Collected data

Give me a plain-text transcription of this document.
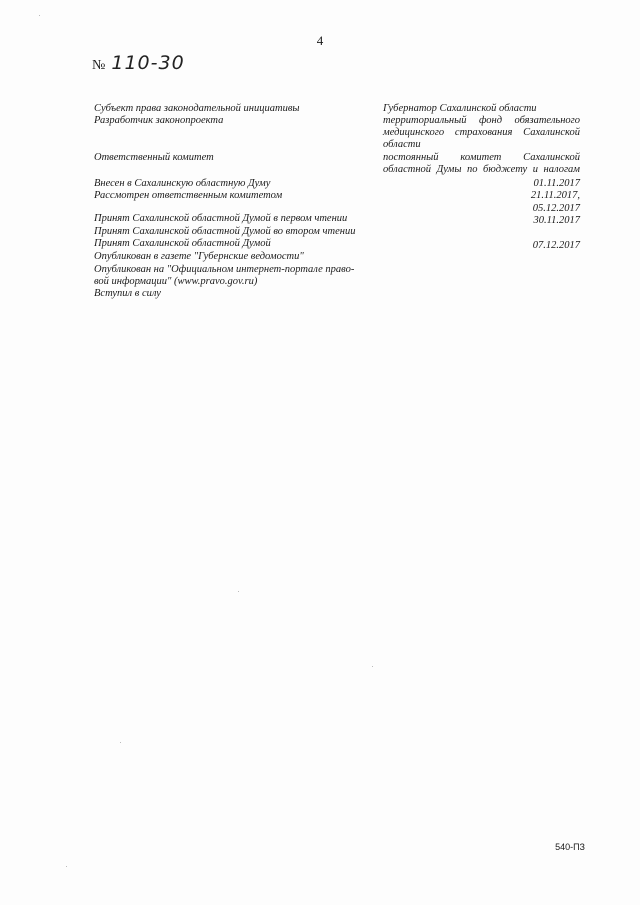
4
№ 110-30
Субъект права законодательной инициативы
Разработчик законопроекта
Ответственный комитет
Внесен в Сахалинскую областную Думу
Рассмотрен ответственным комитетом
Принят Сахалинской областной Думой в первом чтении
Принят Сахалинской областной Думой во втором чтении
Принят Сахалинской областной Думой
Опубликован в газете "Губернские ведомости"
Опубликован на "Официальном интернет-портале право-
вой информации" (www.pravo.gov.ru)
Вступил в силу
Губернатор Сахалинской области
территориальный фонд обязательного
медицинского страхования Сахалинской
области
постоянный комитет Сахалинской
областной Думы по бюджету и налогам
01.11.2017
21.11.2017,
05.12.2017
30.11.2017
07.12.2017
540-ПЗ
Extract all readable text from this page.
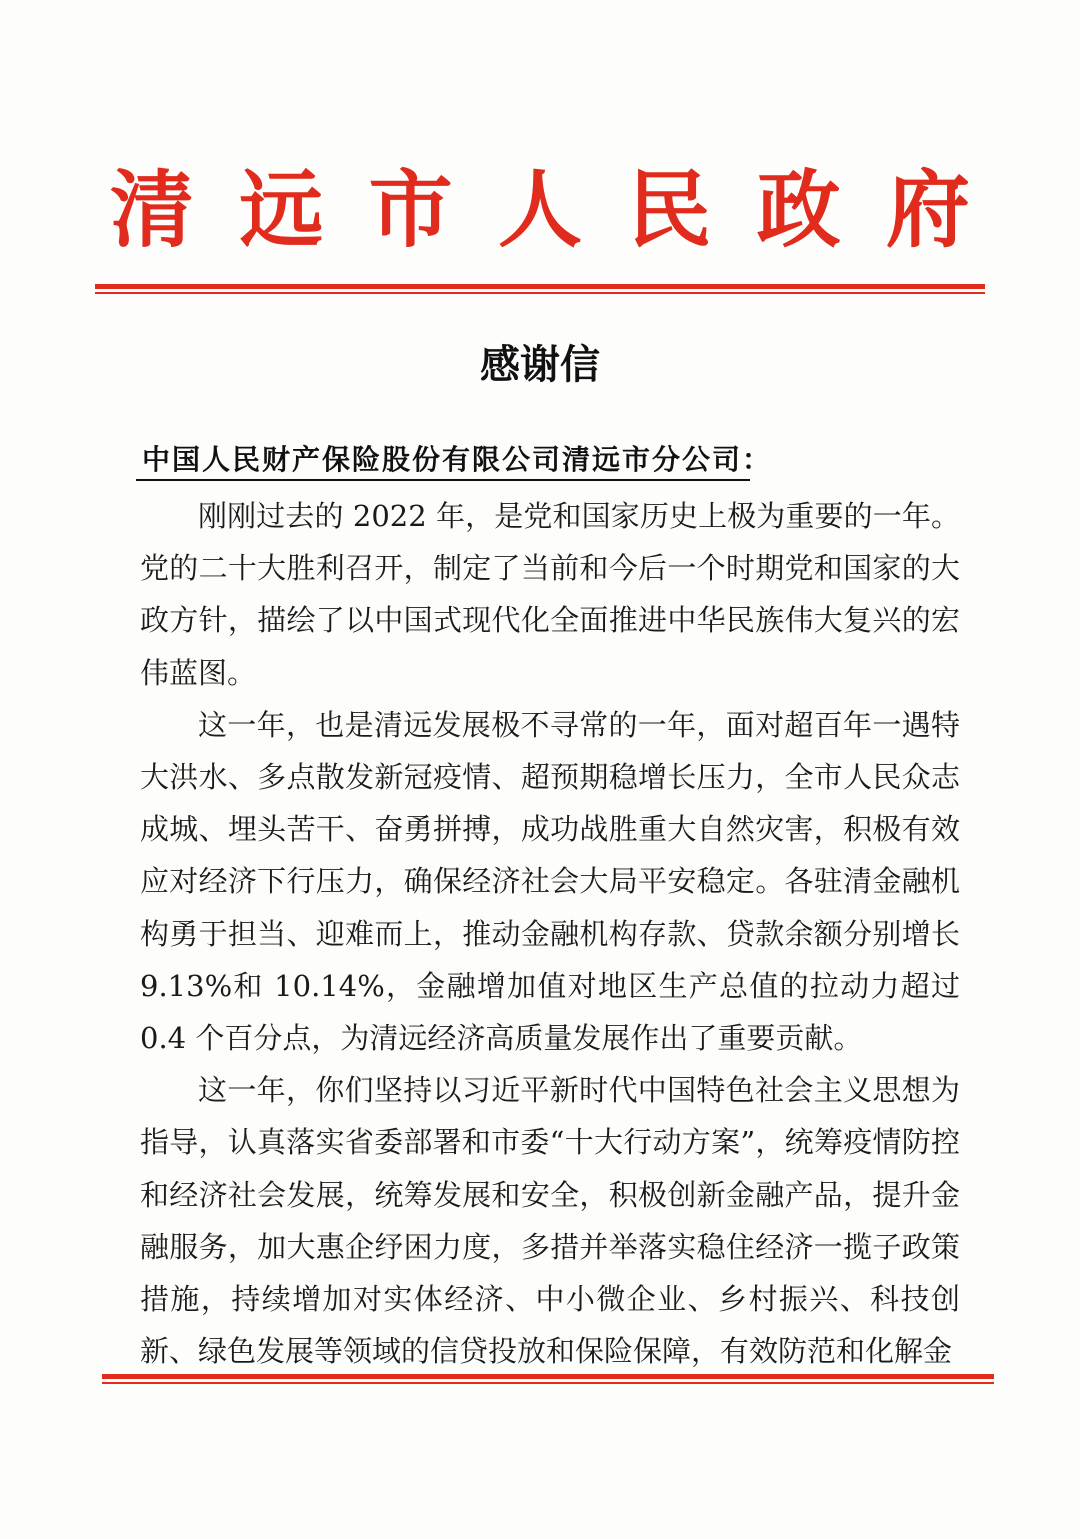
清 远 市 人 民 政 府
感谢信
中国人民财产保险股份有限公司清远市分公司：

刚刚过去的 2022 年，是党和国家历史上极为重要的一年。党的二十大胜利召开，制定了当前和今后一个时期党和国家的大政方针，描绘了以中国式现代化全面推进中华民族伟大复兴的宏伟蓝图。

这一年，也是清远发展极不寻常的一年，面对超百年一遇特大洪水、多点散发新冠疫情、超预期稳增长压力，全市人民众志成城、埋头苦干、奋勇拼搏，成功战胜重大自然灾害，积极有效应对经济下行压力，确保经济社会大局平安稳定。各驻清金融机构勇于担当、迎难而上，推动金融机构存款、贷款余额分别增长9.13%和 10.14%，金融增加值对地区生产总值的拉动力超过 0.4 个百分点，为清远经济高质量发展作出了重要贡献。

这一年，你们坚持以习近平新时代中国特色社会主义思想为指导，认真落实省委部署和市委“十大行动方案”，统筹疫情防控和经济社会发展，统筹发展和安全，积极创新金融产品，提升金融服务，加大惠企纾困力度，多措并举落实稳住经济一揽子政策措施，持续增加对实体经济、中小微企业、乡村振兴、科技创新、绿色发展等领域的信贷投放和保险保障，有效防范和化解金
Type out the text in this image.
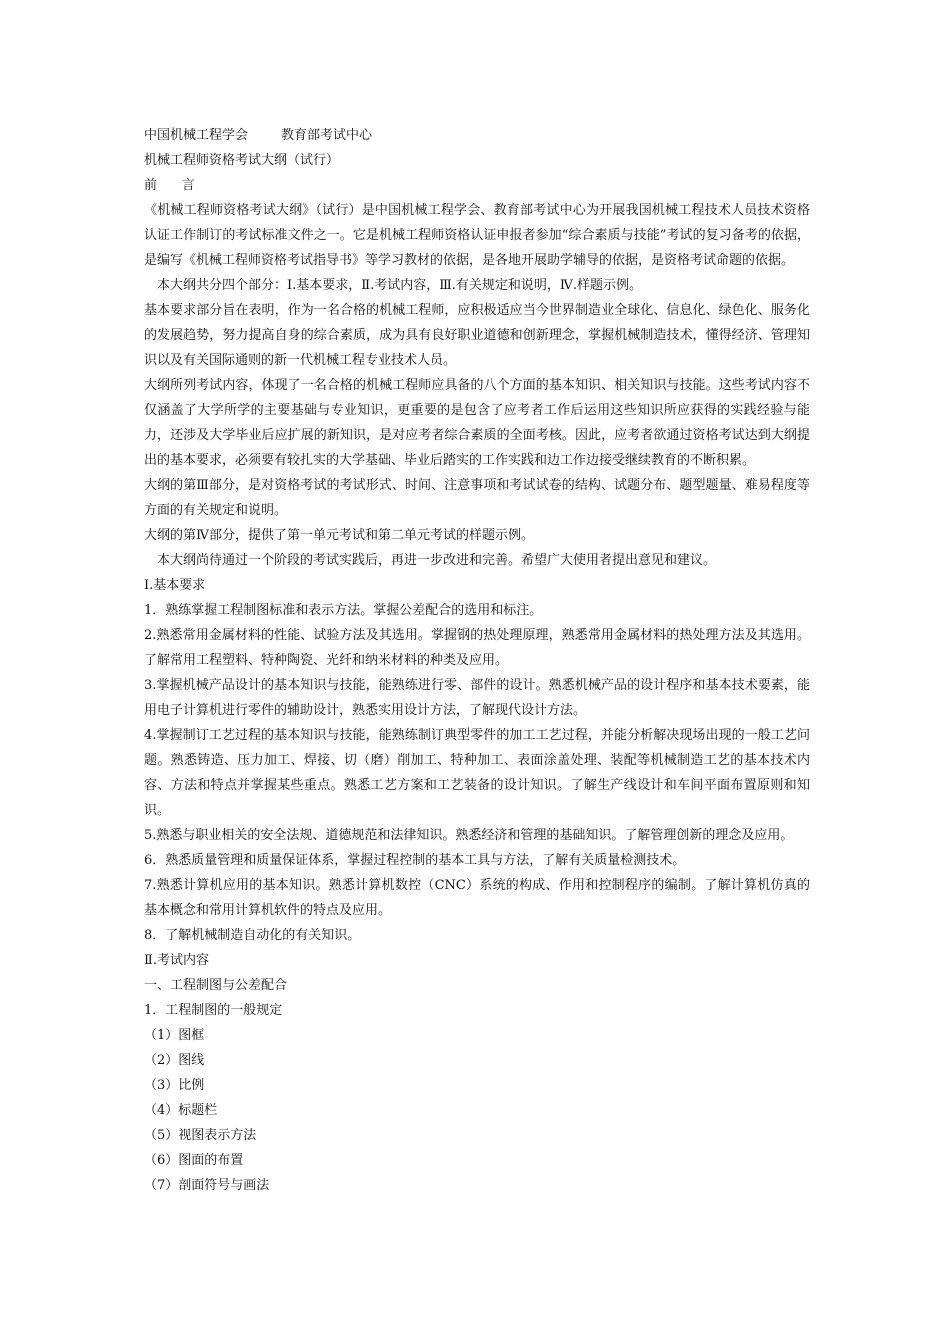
中国机械工程学会        教育部考试中心

机械工程师资格考试大纲（试行）

前      言

《机械工程师资格考试大纲》（试行）是中国机械工程学会、教育部考试中心为开展我国机械工程技术人员技术资格认证工作制订的考试标准文件之一。它是机械工程师资格认证申报者参加“综合素质与技能”考试的复习备考的依据，是编写《机械工程师资格考试指导书》等学习教材的依据，是各地开展助学辅导的依据，是资格考试命题的依据。

本大纲共分四个部分：Ⅰ.基本要求，Ⅱ.考试内容，Ⅲ.有关规定和说明，Ⅳ.样题示例。

基本要求部分旨在表明，作为一名合格的机械工程师，应积极适应当今世界制造业全球化、信息化、绿色化、服务化的发展趋势，努力提高自身的综合素质，成为具有良好职业道德和创新理念，掌握机械制造技术，懂得经济、管理知识以及有关国际通则的新一代机械工程专业技术人员。

大纲所列考试内容，体现了一名合格的机械工程师应具备的八个方面的基本知识、相关知识与技能。这些考试内容不仅涵盖了大学所学的主要基础与专业知识，更重要的是包含了应考者工作后运用这些知识所应获得的实践经验与能力，还涉及大学毕业后应扩展的新知识，是对应考者综合素质的全面考核。因此，应考者欲通过资格考试达到大纲提出的基本要求，必须要有较扎实的大学基础、毕业后踏实的工作实践和边工作边接受继续教育的不断积累。

大纲的第Ⅲ部分，是对资格考试的考试形式、时间、注意事项和考试试卷的结构、试题分布、题型题量、难易程度等方面的有关规定和说明。

大纲的第Ⅳ部分，提供了第一单元考试和第二单元考试的样题示例。

本大纲尚待通过一个阶段的考试实践后，再进一步改进和完善。希望广大使用者提出意见和建议。

Ⅰ.基本要求

1．熟练掌握工程制图标准和表示方法。掌握公差配合的选用和标注。

2.熟悉常用金属材料的性能、试验方法及其选用。掌握钢的热处理原理，熟悉常用金属材料的热处理方法及其选用。了解常用工程塑料、特种陶瓷、光纤和纳米材料的种类及应用。

3.掌握机械产品设计的基本知识与技能，能熟练进行零、部件的设计。熟悉机械产品的设计程序和基本技术要素，能用电子计算机进行零件的辅助设计，熟悉实用设计方法，了解现代设计方法。

4.掌握制订工艺过程的基本知识与技能，能熟练制订典型零件的加工工艺过程，并能分析解决现场出现的一般工艺问题。熟悉铸造、压力加工、焊接、切（磨）削加工、特种加工、表面涂盖处理、装配等机械制造工艺的基本技术内容、方法和特点并掌握某些重点。熟悉工艺方案和工艺装备的设计知识。了解生产线设计和车间平面布置原则和知识。

5.熟悉与职业相关的安全法规、道德规范和法律知识。熟悉经济和管理的基础知识。了解管理创新的理念及应用。

6．熟悉质量管理和质量保证体系，掌握过程控制的基本工具与方法，了解有关质量检测技术。

7.熟悉计算机应用的基本知识。熟悉计算机数控（CNC）系统的构成、作用和控制程序的编制。了解计算机仿真的基本概念和常用计算机软件的特点及应用。

8．了解机械制造自动化的有关知识。

Ⅱ.考试内容

一、工程制图与公差配合

1．工程制图的一般规定

（1）图框

（2）图线

（3）比例

（4）标题栏

（5）视图表示方法

（6）图面的布置

（7）剖面符号与画法
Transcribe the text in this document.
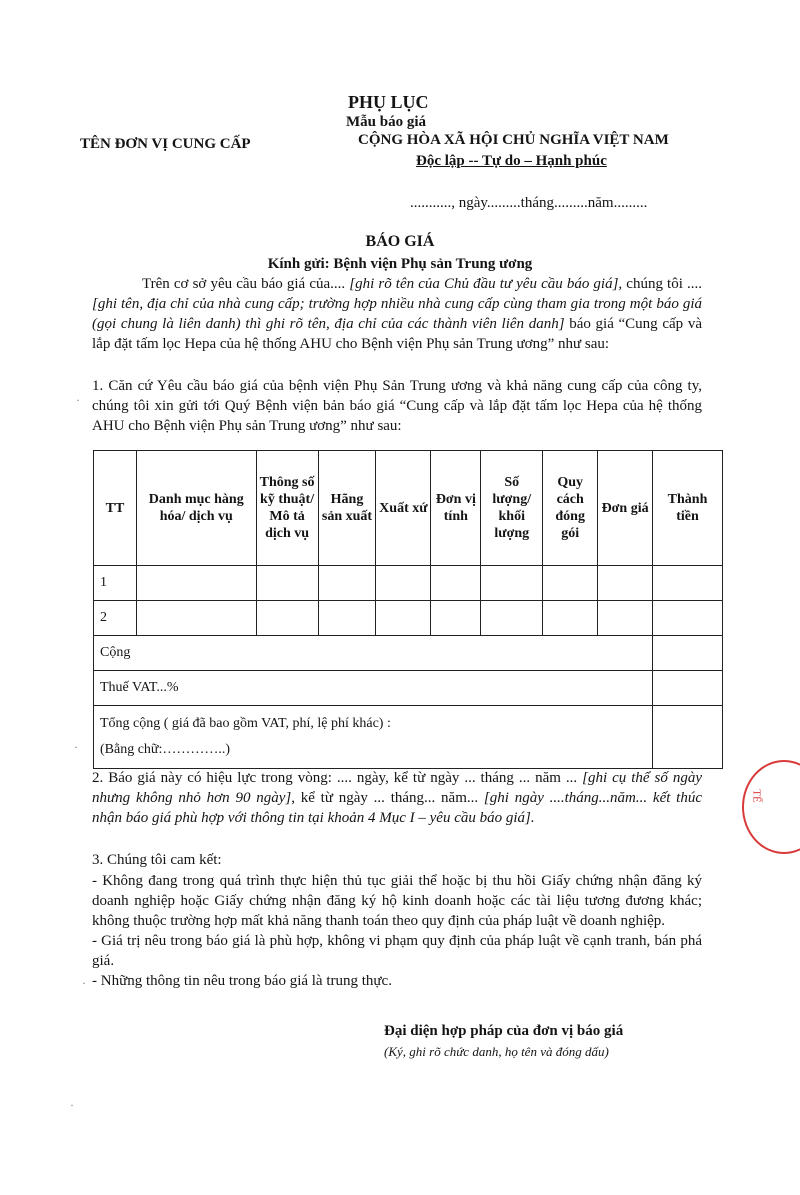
PHỤ LỤC
Mẫu báo giá
TÊN ĐƠN VỊ CUNG CẤP	CỘNG HÒA XÃ HỘI CHỦ NGHĨA VIỆT NAM
Độc lập -- Tự do – Hạnh phúc
..........., ngày.........tháng.........năm.........
BÁO GIÁ
Kính gửi: Bệnh viện Phụ sản Trung ương
Trên cơ sở yêu cầu báo giá của.... [ghi rõ tên của Chủ đầu tư yêu cầu báo giá], chúng tôi .... [ghi tên, địa chỉ của nhà cung cấp; trường hợp nhiều nhà cung cấp cùng tham gia trong một báo giá (gọi chung là liên danh) thì ghi rõ tên, địa chỉ của các thành viên liên danh] báo giá “Cung cấp và lắp đặt tấm lọc Hepa của hệ thống AHU cho Bệnh viện Phụ sản Trung ương” như sau:
1. Căn cứ Yêu cầu báo giá của bệnh viện Phụ Sản Trung ương và khả năng cung cấp của công ty, chúng tôi xin gửi tới Quý Bệnh viện bản báo giá “Cung cấp và lắp đặt tấm lọc Hepa của hệ thống AHU cho Bệnh viện Phụ sản Trung ương” như sau:
TT	Danh mục hàng hóa/ dịch vụ	Thông số kỹ thuật/ Mô tả dịch vụ	Hãng sản xuất	Xuất xứ	Đơn vị tính	Số lượng/ khối lượng	Quy cách đóng gói	Đơn giá	Thành tiền
1									
2									
Cộng									
Thuế VAT...%									

Tổng cộng ( giá đã bao gồm VAT, phí, lệ phí khác) :
(Bằng chữ:…………..)									

2. Báo giá này có hiệu lực trong vòng: .... ngày, kể từ ngày ... tháng ... năm ... [ghi cụ thể số ngày nhưng không nhỏ hơn 90 ngày], kể từ ngày ... tháng... năm... [ghi ngày ....tháng...năm... kết thúc nhận báo giá phù hợp với thông tin tại khoản 4 Mục I – yêu cầu báo giá].
3. Chúng tôi cam kết:
- Không đang trong quá trình thực hiện thủ tục giải thể hoặc bị thu hồi Giấy chứng nhận đăng ký doanh nghiệp hoặc Giấy chứng nhận đăng ký hộ kinh doanh hoặc các tài liệu tương đương khác; không thuộc trường hợp mất khả năng thanh toán theo quy định của pháp luật về doanh nghiệp.
- Giá trị nêu trong báo giá là phù hợp, không vi phạm quy định của pháp luật về cạnh tranh, bán phá giá.
- Những thông tin nêu trong báo giá là trung thực.
Đại diện hợp pháp của đơn vị báo giá
(Ký, ghi rõ chức danh, họ tên và đóng dấu)
TẾ
·
·
·
·
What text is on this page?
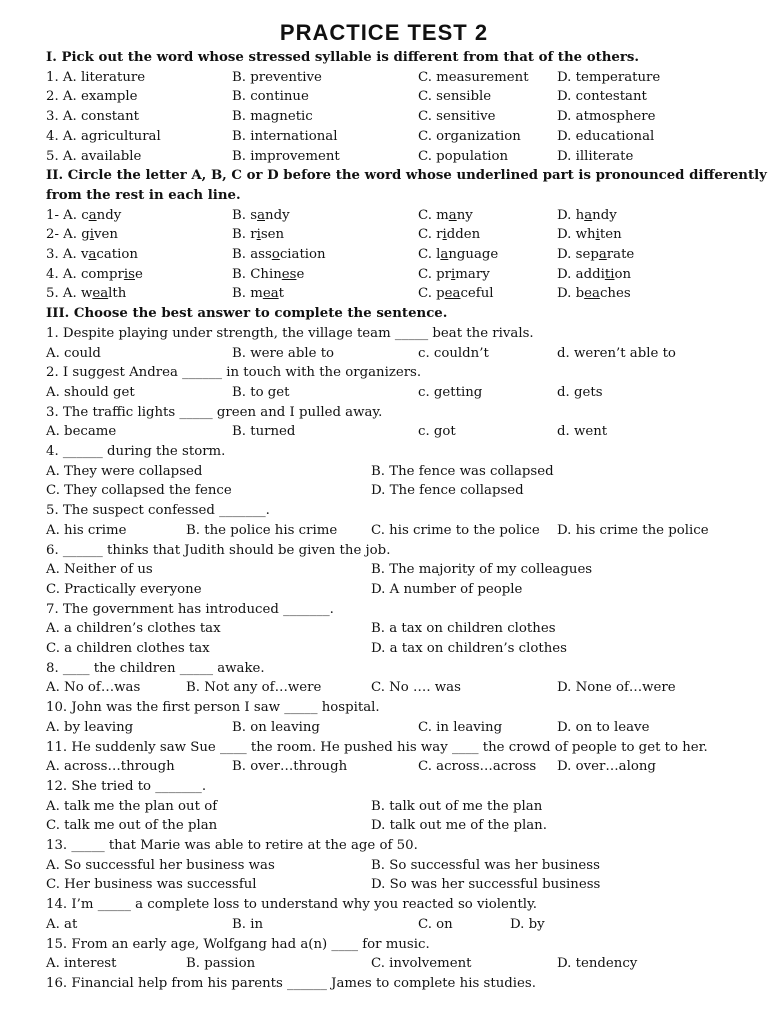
PRACTICE TEST 2
I. Pick out the word whose stressed syllable is different from that of the others.
1. A. literature	B. preventive	C. measurement D. temperature
2. A. example	B. continue	C. sensible	D. contestant
3. A. constant	B. magnetic	C. sensitive	D. atmosphere
4. A. agricultural	B. international	C. organization	D. educational
5. A. available	B. improvement	C. population	D. illiterate
II. Circle the letter A, B, C or D before the word whose underlined part is pronounced differently
from the rest in each line.
1- A. candy	B. sandy	C. many	D. handy
2- A. given	B. risen	C. ridden	D. whiten
3. A. vacation	B. association	C. language	D. separate
4. A. comprise	B. Chinese	C. primary	D. addition
5. A. wealth	B. meat	C. peaceful	D. beaches
III. Choose the best answer to complete the sentence.
1. Despite playing under strength, the village team _____ beat the rivals.
A. could	B. were able to	c. couldn’t	d. weren’t able to
2. I suggest Andrea ______ in touch with the organizers.
A. should get	B. to get	c. getting	d. gets
3. The traffic lights _____ green and I pulled away.
A. became	B. turned	c. got	d. went
4. ______ during the storm.
A. They were collapsed	B. The fence was collapsed
C. They collapsed the fence	D. The fence collapsed
5. The suspect confessed _______.
A. his crime	B. the police his crime	C. his crime to the police D. his crime the police
6. ______ thinks that Judith should be given the job.
A. Neither of us	B. The majority of my colleagues
C. Practically everyone	D. A number of people
7. The government has introduced _______.
A. a children’s clothes tax	B. a tax on children clothes
C. a children clothes tax	D. a tax on children’s clothes
8. ____ the children _____ awake.
A. No of…was	B. Not any of…were	C. No …. was	D. None of…were
10. John was the first person I saw _____ hospital.
A. by leaving	B. on leaving	C. in leaving	D. on to leave
11. He suddenly saw Sue ____ the room. He pushed his way ____ the crowd of people to get to her.
A. across…through	B. over…through	C. across…across D. over…along
12. She tried to _______.
A. talk me the plan out of	B. talk out of me the plan
C. talk me out of the plan	D. talk out me of the plan.
13. _____ that Marie was able to retire at the age of 50.
A. So successful her business was	B. So successful was her business
C. Her business was successful	D. So was her successful business
14. I’m _____ a complete loss to understand why you reacted so violently.
A. at	B. in	C. on	D. by
15. From an early age, Wolfgang had a(n) ____ for music.
A. interest	B. passion	C. involvement	D. tendency
16. Financial help from his parents ______ James to complete his studies.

GIVEN TASK: Each line that has the word "whose" should be copied.

CORRECT RESULT:
I. Pick out the word whose stressed syllable is different from that of the others.
II. Circle the letter A, B, C or D before the word whose underlined part is pronounced differently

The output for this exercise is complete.